Dataset content =
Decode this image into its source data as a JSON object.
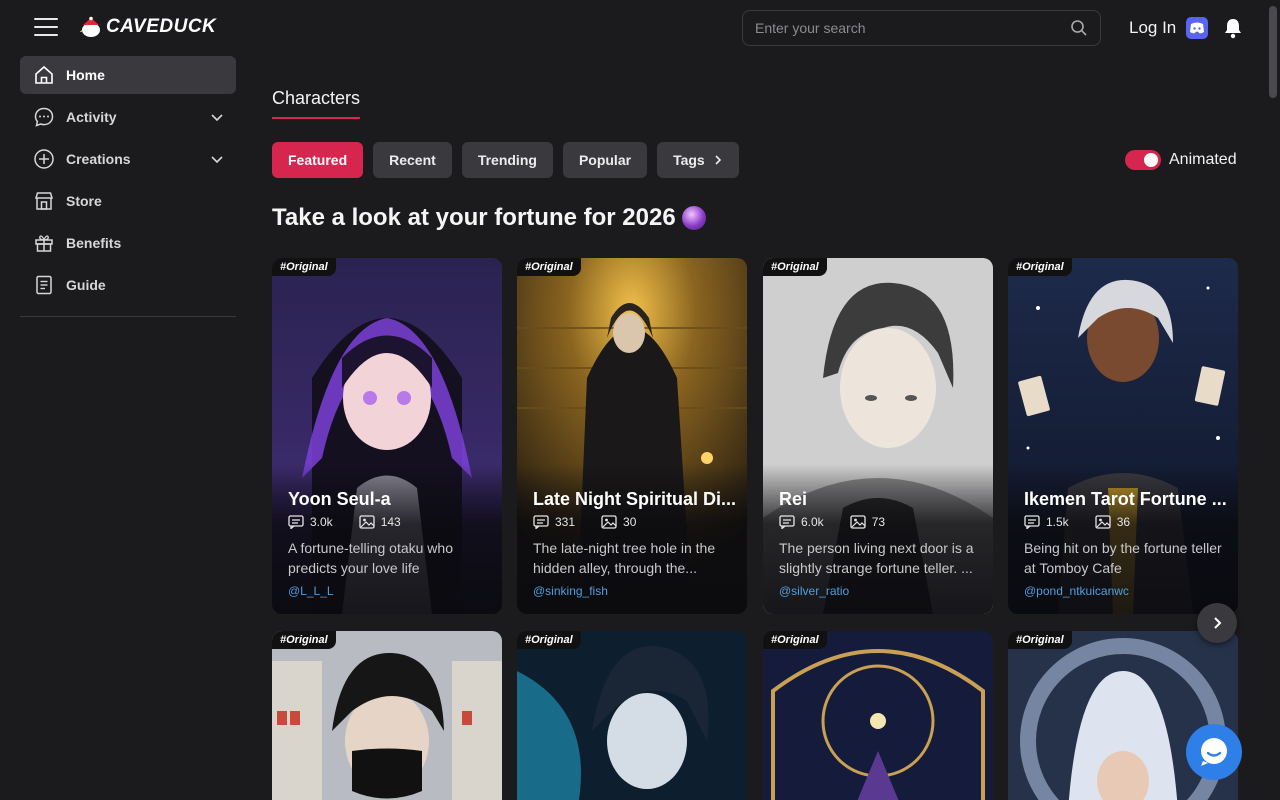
{
  "header": {
    "logo_text": "CAVEDUCK",
    "search_placeholder": "Enter your search",
    "login_label": "Log In"
  },
  "sidebar": {
    "items": [
      {
        "label": "Home",
        "icon": "home-icon",
        "active": true
      },
      {
        "label": "Activity",
        "icon": "chat-bubble-icon",
        "expandable": true
      },
      {
        "label": "Creations",
        "icon": "plus-circle-icon",
        "expandable": true
      },
      {
        "label": "Store",
        "icon": "store-icon"
      },
      {
        "label": "Benefits",
        "icon": "gift-icon"
      },
      {
        "label": "Guide",
        "icon": "document-icon"
      }
    ]
  },
  "main": {
    "section_tab": "Characters",
    "filters": [
      {
        "label": "Featured",
        "active": true
      },
      {
        "label": "Recent"
      },
      {
        "label": "Trending"
      },
      {
        "label": "Popular"
      },
      {
        "label": "Tags"
      }
    ],
    "animated_label": "Animated",
    "animated_on": true,
    "headline": "Take a look at your fortune for 2026",
    "cards": [
      {
        "tag": "#Original",
        "name": "Yoon Seul-a",
        "chats": "3.0k",
        "images": "143",
        "desc": "A fortune-telling otaku who predicts your love life",
        "author": "@L_L_L"
      },
      {
        "tag": "#Original",
        "name": "Late Night Spiritual Di...",
        "chats": "331",
        "images": "30",
        "desc": "The late-night tree hole in the hidden alley, through the...",
        "author": "@sinking_fish"
      },
      {
        "tag": "#Original",
        "name": "Rei",
        "chats": "6.0k",
        "images": "73",
        "desc": "The person living next door is a slightly strange fortune teller. ...",
        "author": "@silver_ratio"
      },
      {
        "tag": "#Original",
        "name": "Ikemen Tarot Fortune ...",
        "chats": "1.5k",
        "images": "36",
        "desc": "Being hit on by the fortune teller at Tomboy Cafe",
        "author": "@pond_ntkuicanwc"
      }
    ],
    "row2_tags": [
      "#Original",
      "#Original",
      "#Original",
      "#Original"
    ]
  },
  "colors": {
    "accent": "#d6264f",
    "background": "#1b1b1d",
    "chip": "#3a3a3e",
    "link": "#4f9ee0",
    "discord": "#5865f2",
    "chat_button": "#2f7fe8"
  }
}
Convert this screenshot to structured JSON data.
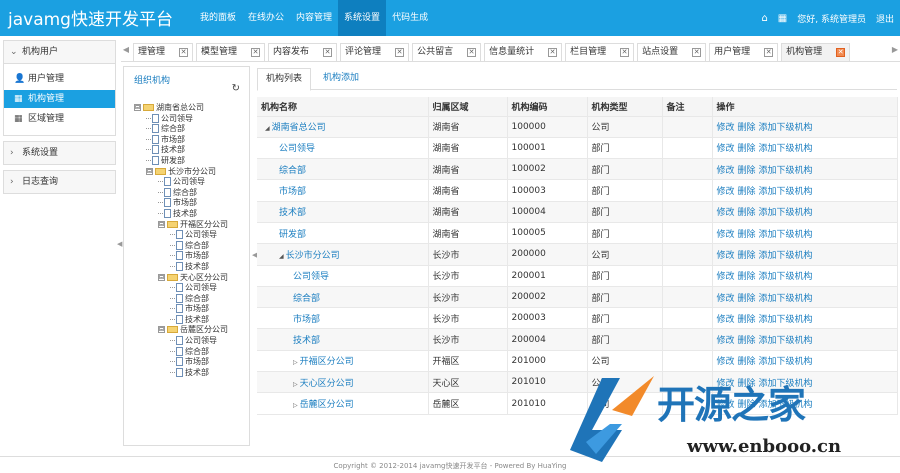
{
  "header": {
    "brand": "javamg快速开发平台",
    "nav": [
      {
        "label": "我的面板",
        "active": false
      },
      {
        "label": "在线办公",
        "active": false
      },
      {
        "label": "内容管理",
        "active": false
      },
      {
        "label": "系统设置",
        "active": true
      },
      {
        "label": "代码生成",
        "active": false
      }
    ],
    "user_text": "您好, 系统管理员",
    "logout": "退出"
  },
  "sidebar": {
    "groups": [
      {
        "label": "机构用户",
        "open": true,
        "items": [
          {
            "label": "用户管理",
            "icon": "user-icon",
            "glyph": "👤",
            "active": false
          },
          {
            "label": "机构管理",
            "icon": "grid-icon",
            "glyph": "▦",
            "active": true
          },
          {
            "label": "区域管理",
            "icon": "grid-small-icon",
            "glyph": "▦",
            "active": false
          }
        ]
      },
      {
        "label": "系统设置",
        "open": false,
        "items": []
      },
      {
        "label": "日志查询",
        "open": false,
        "items": []
      }
    ]
  },
  "tabs": [
    {
      "label": "理管理",
      "current": false
    },
    {
      "label": "模型管理",
      "current": false
    },
    {
      "label": "内容发布",
      "current": false
    },
    {
      "label": "评论管理",
      "current": false
    },
    {
      "label": "公共留言",
      "current": false
    },
    {
      "label": "信息量统计",
      "current": false
    },
    {
      "label": "栏目管理",
      "current": false
    },
    {
      "label": "站点设置",
      "current": false
    },
    {
      "label": "用户管理",
      "current": false
    },
    {
      "label": "机构管理",
      "current": true
    }
  ],
  "org_panel": {
    "title": "组织机构",
    "tree": [
      {
        "label": "湖南省总公司",
        "level": 0,
        "type": "folder",
        "toggle": "⊟"
      },
      {
        "label": "公司领导",
        "level": 1,
        "type": "doc"
      },
      {
        "label": "综合部",
        "level": 1,
        "type": "doc"
      },
      {
        "label": "市场部",
        "level": 1,
        "type": "doc"
      },
      {
        "label": "技术部",
        "level": 1,
        "type": "doc"
      },
      {
        "label": "研发部",
        "level": 1,
        "type": "doc"
      },
      {
        "label": "长沙市分公司",
        "level": 1,
        "type": "folder",
        "toggle": "⊟"
      },
      {
        "label": "公司领导",
        "level": 2,
        "type": "doc"
      },
      {
        "label": "综合部",
        "level": 2,
        "type": "doc"
      },
      {
        "label": "市场部",
        "level": 2,
        "type": "doc"
      },
      {
        "label": "技术部",
        "level": 2,
        "type": "doc"
      },
      {
        "label": "开福区分公司",
        "level": 2,
        "type": "folder",
        "toggle": "⊟"
      },
      {
        "label": "公司领导",
        "level": 3,
        "type": "doc"
      },
      {
        "label": "综合部",
        "level": 3,
        "type": "doc"
      },
      {
        "label": "市场部",
        "level": 3,
        "type": "doc"
      },
      {
        "label": "技术部",
        "level": 3,
        "type": "doc"
      },
      {
        "label": "天心区分公司",
        "level": 2,
        "type": "folder",
        "toggle": "⊟"
      },
      {
        "label": "公司领导",
        "level": 3,
        "type": "doc"
      },
      {
        "label": "综合部",
        "level": 3,
        "type": "doc"
      },
      {
        "label": "市场部",
        "level": 3,
        "type": "doc"
      },
      {
        "label": "技术部",
        "level": 3,
        "type": "doc"
      },
      {
        "label": "岳麓区分公司",
        "level": 2,
        "type": "folder",
        "toggle": "⊟"
      },
      {
        "label": "公司领导",
        "level": 3,
        "type": "doc"
      },
      {
        "label": "综合部",
        "level": 3,
        "type": "doc"
      },
      {
        "label": "市场部",
        "level": 3,
        "type": "doc"
      },
      {
        "label": "技术部",
        "level": 3,
        "type": "doc"
      }
    ]
  },
  "subtabs": {
    "list": "机构列表",
    "add": "机构添加"
  },
  "table": {
    "columns": [
      "机构名称",
      "归属区域",
      "机构编码",
      "机构类型",
      "备注",
      "操作"
    ],
    "ops": [
      "修改",
      "删除",
      "添加下级机构"
    ],
    "rows": [
      {
        "name": "湖南省总公司",
        "level": 0,
        "arrow": "◢",
        "region": "湖南省",
        "code": "100000",
        "type": "公司",
        "remark": ""
      },
      {
        "name": "公司领导",
        "level": 1,
        "arrow": "",
        "region": "湖南省",
        "code": "100001",
        "type": "部门",
        "remark": ""
      },
      {
        "name": "综合部",
        "level": 1,
        "arrow": "",
        "region": "湖南省",
        "code": "100002",
        "type": "部门",
        "remark": ""
      },
      {
        "name": "市场部",
        "level": 1,
        "arrow": "",
        "region": "湖南省",
        "code": "100003",
        "type": "部门",
        "remark": ""
      },
      {
        "name": "技术部",
        "level": 1,
        "arrow": "",
        "region": "湖南省",
        "code": "100004",
        "type": "部门",
        "remark": ""
      },
      {
        "name": "研发部",
        "level": 1,
        "arrow": "",
        "region": "湖南省",
        "code": "100005",
        "type": "部门",
        "remark": ""
      },
      {
        "name": "长沙市分公司",
        "level": 1,
        "arrow": "◢",
        "region": "长沙市",
        "code": "200000",
        "type": "公司",
        "remark": ""
      },
      {
        "name": "公司领导",
        "level": 2,
        "arrow": "",
        "region": "长沙市",
        "code": "200001",
        "type": "部门",
        "remark": ""
      },
      {
        "name": "综合部",
        "level": 2,
        "arrow": "",
        "region": "长沙市",
        "code": "200002",
        "type": "部门",
        "remark": ""
      },
      {
        "name": "市场部",
        "level": 2,
        "arrow": "",
        "region": "长沙市",
        "code": "200003",
        "type": "部门",
        "remark": ""
      },
      {
        "name": "技术部",
        "level": 2,
        "arrow": "",
        "region": "长沙市",
        "code": "200004",
        "type": "部门",
        "remark": ""
      },
      {
        "name": "开福区分公司",
        "level": 2,
        "arrow": "▷",
        "region": "开福区",
        "code": "201000",
        "type": "公司",
        "remark": ""
      },
      {
        "name": "天心区分公司",
        "level": 2,
        "arrow": "▷",
        "region": "天心区",
        "code": "201010",
        "type": "公司",
        "remark": ""
      },
      {
        "name": "岳麓区分公司",
        "level": 2,
        "arrow": "▷",
        "region": "岳麓区",
        "code": "201010",
        "type": "公司",
        "remark": ""
      }
    ]
  },
  "footer": "Copyright © 2012-2014 javamg快速开发平台 - Powered By HuaYing",
  "watermark": {
    "text": "开源之家",
    "url": "www.enbooo.cn"
  }
}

The request =
Show all lines from the listing above in which "your" appears.

Result =
    "search_placeholder": "Enter your search",
    "headline": "Take a look at your fortune for 2026",
        "desc": "A fortune-telling otaku who predicts your love life",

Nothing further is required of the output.